BEGIN

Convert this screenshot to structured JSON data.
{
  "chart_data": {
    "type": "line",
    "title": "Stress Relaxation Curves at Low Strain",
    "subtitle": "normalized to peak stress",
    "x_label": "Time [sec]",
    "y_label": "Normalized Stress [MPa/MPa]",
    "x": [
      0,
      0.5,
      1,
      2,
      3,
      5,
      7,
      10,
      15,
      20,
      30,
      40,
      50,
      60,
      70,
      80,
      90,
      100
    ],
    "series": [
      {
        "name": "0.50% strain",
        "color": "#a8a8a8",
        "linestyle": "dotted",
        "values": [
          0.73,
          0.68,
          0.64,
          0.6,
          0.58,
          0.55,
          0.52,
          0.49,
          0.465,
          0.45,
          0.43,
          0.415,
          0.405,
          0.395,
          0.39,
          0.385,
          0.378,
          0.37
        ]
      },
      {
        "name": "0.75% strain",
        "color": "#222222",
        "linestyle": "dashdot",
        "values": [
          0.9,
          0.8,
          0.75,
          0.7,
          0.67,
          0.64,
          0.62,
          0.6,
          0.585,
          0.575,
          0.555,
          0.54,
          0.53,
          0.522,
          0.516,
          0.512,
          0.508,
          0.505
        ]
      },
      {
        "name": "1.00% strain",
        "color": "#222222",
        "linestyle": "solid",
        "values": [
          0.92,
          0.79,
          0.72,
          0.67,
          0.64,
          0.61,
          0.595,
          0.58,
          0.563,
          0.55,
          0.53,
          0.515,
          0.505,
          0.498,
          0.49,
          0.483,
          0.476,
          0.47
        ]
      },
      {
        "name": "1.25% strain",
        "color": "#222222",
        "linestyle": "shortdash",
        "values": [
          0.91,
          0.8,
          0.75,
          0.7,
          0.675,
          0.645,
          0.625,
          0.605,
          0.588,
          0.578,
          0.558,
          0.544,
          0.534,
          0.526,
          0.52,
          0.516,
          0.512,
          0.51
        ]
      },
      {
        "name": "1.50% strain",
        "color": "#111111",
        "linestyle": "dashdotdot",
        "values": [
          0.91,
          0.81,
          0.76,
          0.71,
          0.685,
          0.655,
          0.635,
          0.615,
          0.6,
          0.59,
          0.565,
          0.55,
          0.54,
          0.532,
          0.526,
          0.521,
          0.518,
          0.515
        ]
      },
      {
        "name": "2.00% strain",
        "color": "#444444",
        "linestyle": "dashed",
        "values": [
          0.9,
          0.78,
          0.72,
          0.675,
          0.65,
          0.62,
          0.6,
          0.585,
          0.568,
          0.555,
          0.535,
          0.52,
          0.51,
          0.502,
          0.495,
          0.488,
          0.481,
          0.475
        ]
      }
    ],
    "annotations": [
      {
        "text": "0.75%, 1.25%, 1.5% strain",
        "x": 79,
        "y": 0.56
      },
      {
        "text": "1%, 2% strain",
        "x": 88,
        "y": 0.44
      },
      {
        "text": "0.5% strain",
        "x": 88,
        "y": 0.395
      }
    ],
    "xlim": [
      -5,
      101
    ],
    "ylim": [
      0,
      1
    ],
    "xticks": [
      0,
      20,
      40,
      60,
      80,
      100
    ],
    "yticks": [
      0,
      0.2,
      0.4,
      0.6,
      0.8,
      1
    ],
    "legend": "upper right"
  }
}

END

SET PROBLEM: Copy each line of the records containing the string "linestyle".

TASK SOLUTION:
        "linestyle": "dotted",
        "linestyle": "dashdot",
        "linestyle": "solid",
        "linestyle": "shortdash",
        "linestyle": "dashdotdot",
        "linestyle": "dashed",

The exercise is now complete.